SET EXERCISE
Count, in the entries below, the lines in which "General" occurs. Give the number, nothing more.

[Begin]

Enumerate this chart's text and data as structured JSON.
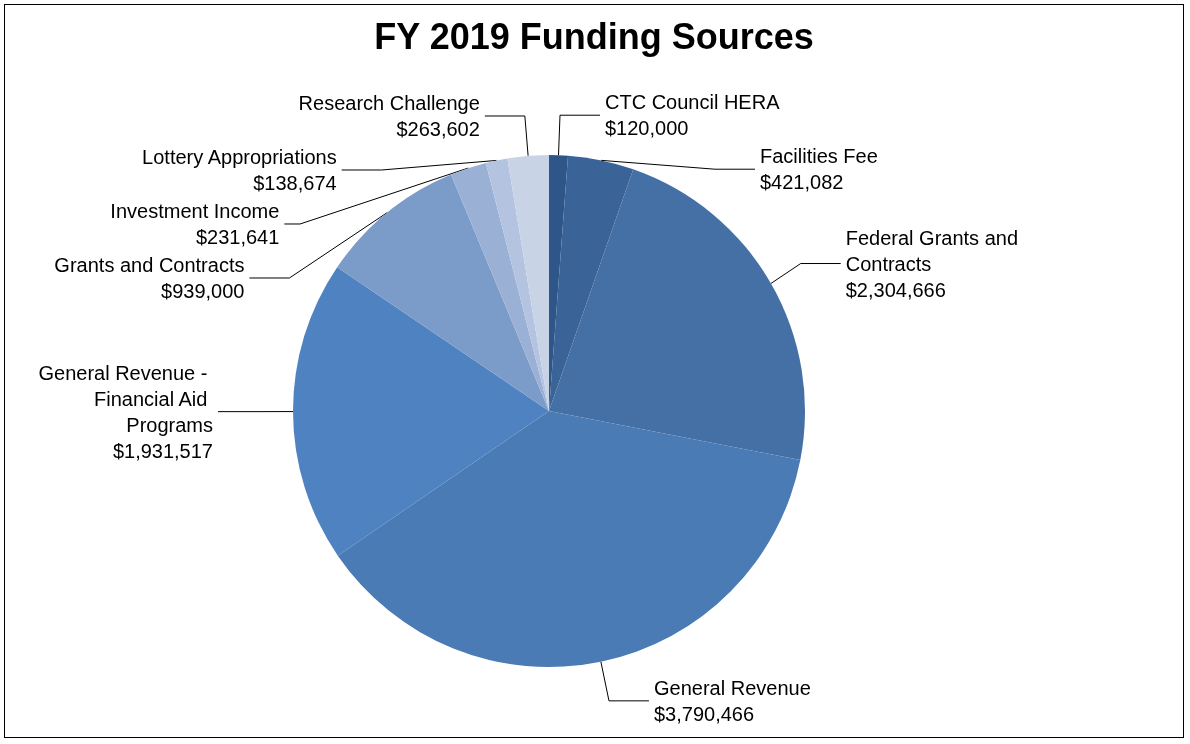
{
  "chart_data": {
    "type": "pie",
    "title": "FY 2019 Funding Sources",
    "categories": [
      "CTC Council HERA",
      "Facilities Fee",
      "Federal Grants and Contracts",
      "General Revenue",
      "General Revenue - Financial Aid Programs",
      "Grants and Contracts",
      "Investment Income",
      "Lottery Appropriations",
      "Research Challenge"
    ],
    "values": [
      120000,
      421082,
      2304666,
      3790466,
      1931517,
      939000,
      231641,
      138674,
      263602
    ],
    "value_labels": [
      "$120,000",
      "$421,082",
      "$2,304,666",
      "$3,790,466",
      "$1,931,517",
      "$939,000",
      "$231,641",
      "$138,674",
      "$263,602"
    ],
    "colors": [
      "#2f5689",
      "#3a6398",
      "#4470a5",
      "#4a7bb5",
      "#4f82c0",
      "#7b9bc9",
      "#9bb0d5",
      "#b3c3e0",
      "#c9d3e6"
    ],
    "legend": false
  }
}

[End]

COMPLETE OUTPUT
2